[Stored data]
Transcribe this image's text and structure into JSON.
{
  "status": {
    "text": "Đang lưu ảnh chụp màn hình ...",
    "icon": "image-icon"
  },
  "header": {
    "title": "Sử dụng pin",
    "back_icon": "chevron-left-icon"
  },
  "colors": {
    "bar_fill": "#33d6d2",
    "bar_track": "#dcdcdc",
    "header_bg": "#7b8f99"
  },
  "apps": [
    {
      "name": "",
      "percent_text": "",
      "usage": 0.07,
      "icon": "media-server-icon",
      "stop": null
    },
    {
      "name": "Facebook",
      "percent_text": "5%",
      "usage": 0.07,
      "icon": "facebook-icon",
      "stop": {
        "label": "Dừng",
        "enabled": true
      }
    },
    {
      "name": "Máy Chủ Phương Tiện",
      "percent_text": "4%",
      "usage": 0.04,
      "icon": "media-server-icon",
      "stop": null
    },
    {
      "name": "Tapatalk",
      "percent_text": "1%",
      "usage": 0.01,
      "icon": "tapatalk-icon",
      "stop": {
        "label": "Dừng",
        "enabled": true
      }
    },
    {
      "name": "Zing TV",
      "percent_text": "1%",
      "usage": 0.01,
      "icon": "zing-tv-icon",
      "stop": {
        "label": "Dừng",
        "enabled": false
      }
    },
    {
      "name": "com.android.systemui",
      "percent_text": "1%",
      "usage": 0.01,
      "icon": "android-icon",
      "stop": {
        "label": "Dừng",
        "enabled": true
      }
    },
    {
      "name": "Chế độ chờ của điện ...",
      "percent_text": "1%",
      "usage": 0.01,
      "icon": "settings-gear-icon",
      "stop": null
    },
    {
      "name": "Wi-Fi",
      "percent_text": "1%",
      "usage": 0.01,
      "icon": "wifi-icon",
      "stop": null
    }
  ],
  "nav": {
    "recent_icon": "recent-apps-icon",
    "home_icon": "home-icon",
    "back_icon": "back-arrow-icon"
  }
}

--

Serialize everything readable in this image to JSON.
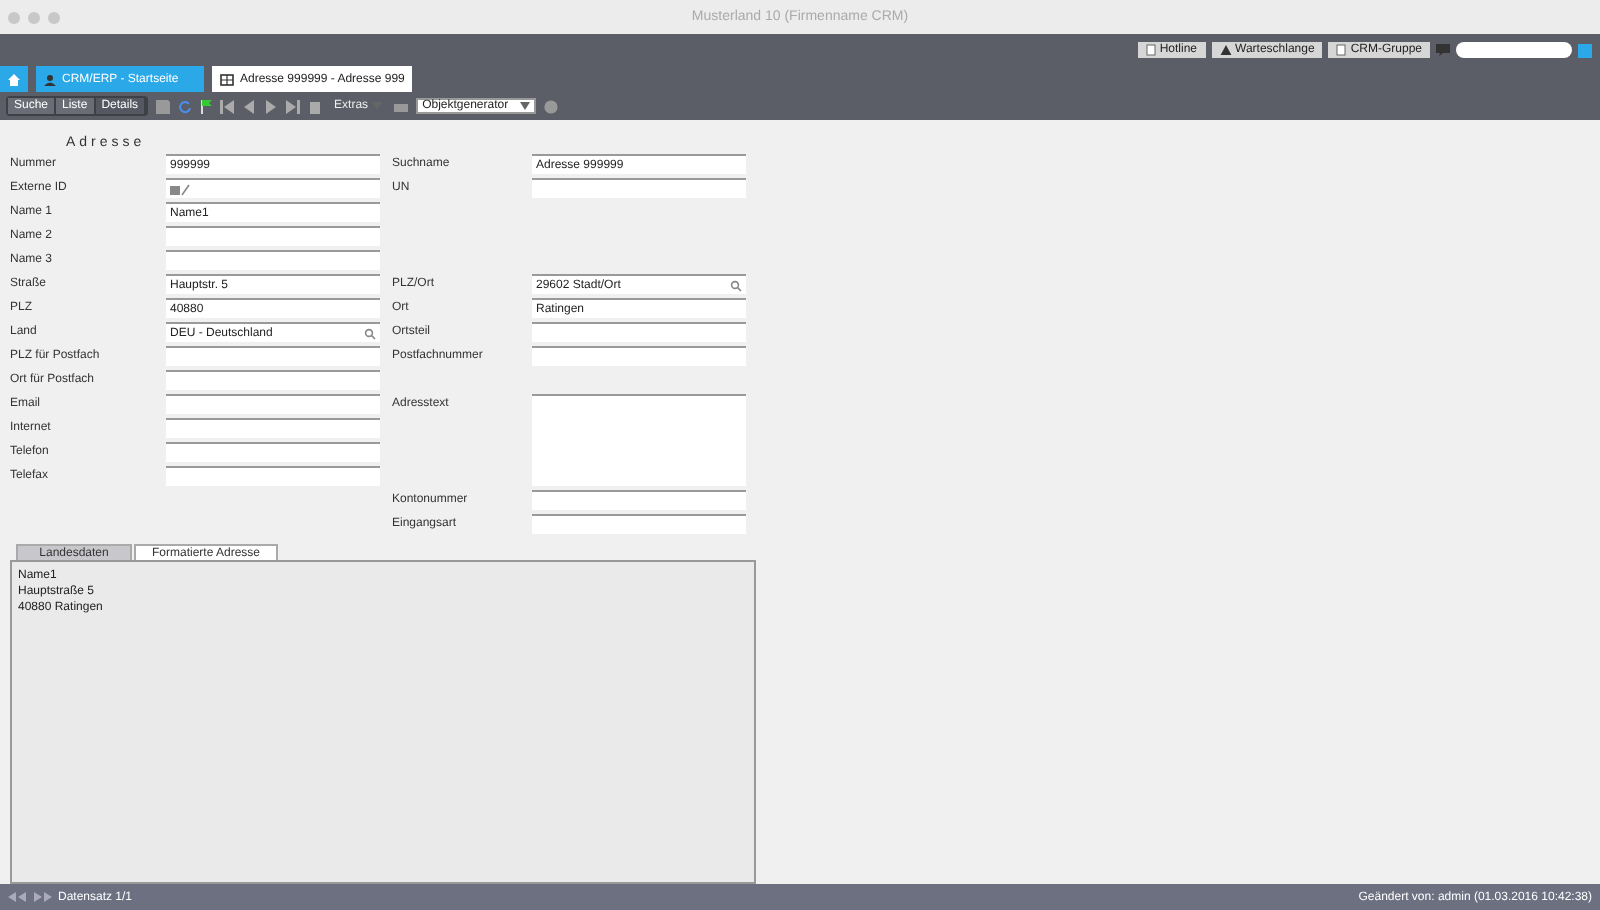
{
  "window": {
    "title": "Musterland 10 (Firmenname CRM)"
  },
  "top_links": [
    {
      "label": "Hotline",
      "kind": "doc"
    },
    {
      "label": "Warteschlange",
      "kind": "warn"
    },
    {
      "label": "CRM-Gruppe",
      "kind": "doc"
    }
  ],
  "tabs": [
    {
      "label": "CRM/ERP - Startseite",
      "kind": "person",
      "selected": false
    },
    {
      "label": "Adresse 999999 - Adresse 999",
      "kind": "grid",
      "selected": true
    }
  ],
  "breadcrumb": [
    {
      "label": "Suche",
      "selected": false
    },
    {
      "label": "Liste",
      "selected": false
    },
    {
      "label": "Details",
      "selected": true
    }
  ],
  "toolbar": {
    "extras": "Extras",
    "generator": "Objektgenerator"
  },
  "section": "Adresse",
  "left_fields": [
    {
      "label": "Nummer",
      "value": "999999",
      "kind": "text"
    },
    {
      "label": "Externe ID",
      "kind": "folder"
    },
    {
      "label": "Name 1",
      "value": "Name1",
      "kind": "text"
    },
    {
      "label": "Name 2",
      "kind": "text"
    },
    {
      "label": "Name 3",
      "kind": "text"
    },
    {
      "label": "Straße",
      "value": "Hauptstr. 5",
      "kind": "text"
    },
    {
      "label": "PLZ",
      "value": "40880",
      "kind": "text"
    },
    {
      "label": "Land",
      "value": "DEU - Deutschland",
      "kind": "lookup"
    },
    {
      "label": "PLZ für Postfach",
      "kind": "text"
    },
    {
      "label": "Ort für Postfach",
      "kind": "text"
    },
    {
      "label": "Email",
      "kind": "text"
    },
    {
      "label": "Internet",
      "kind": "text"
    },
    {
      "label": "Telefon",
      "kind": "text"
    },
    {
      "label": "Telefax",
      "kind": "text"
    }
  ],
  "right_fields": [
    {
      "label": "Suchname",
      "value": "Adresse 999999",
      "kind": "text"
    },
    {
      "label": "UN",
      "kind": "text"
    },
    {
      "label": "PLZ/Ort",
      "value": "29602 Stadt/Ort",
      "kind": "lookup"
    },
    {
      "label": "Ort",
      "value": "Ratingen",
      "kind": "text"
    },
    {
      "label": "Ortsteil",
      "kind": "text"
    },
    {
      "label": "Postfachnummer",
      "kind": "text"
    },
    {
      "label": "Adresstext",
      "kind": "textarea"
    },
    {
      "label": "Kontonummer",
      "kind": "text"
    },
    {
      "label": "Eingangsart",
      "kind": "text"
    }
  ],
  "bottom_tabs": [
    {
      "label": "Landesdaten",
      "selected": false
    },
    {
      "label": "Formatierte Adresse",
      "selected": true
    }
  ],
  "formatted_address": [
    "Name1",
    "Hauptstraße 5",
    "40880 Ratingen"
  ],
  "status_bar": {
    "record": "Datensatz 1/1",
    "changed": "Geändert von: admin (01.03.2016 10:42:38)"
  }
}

→ Task goal
Report all lines of the data above that include the string "title".

→ Exercise solution
    "title": "Sử dụng pin",
    "title": "Musterland 10 (Firmenname CRM)"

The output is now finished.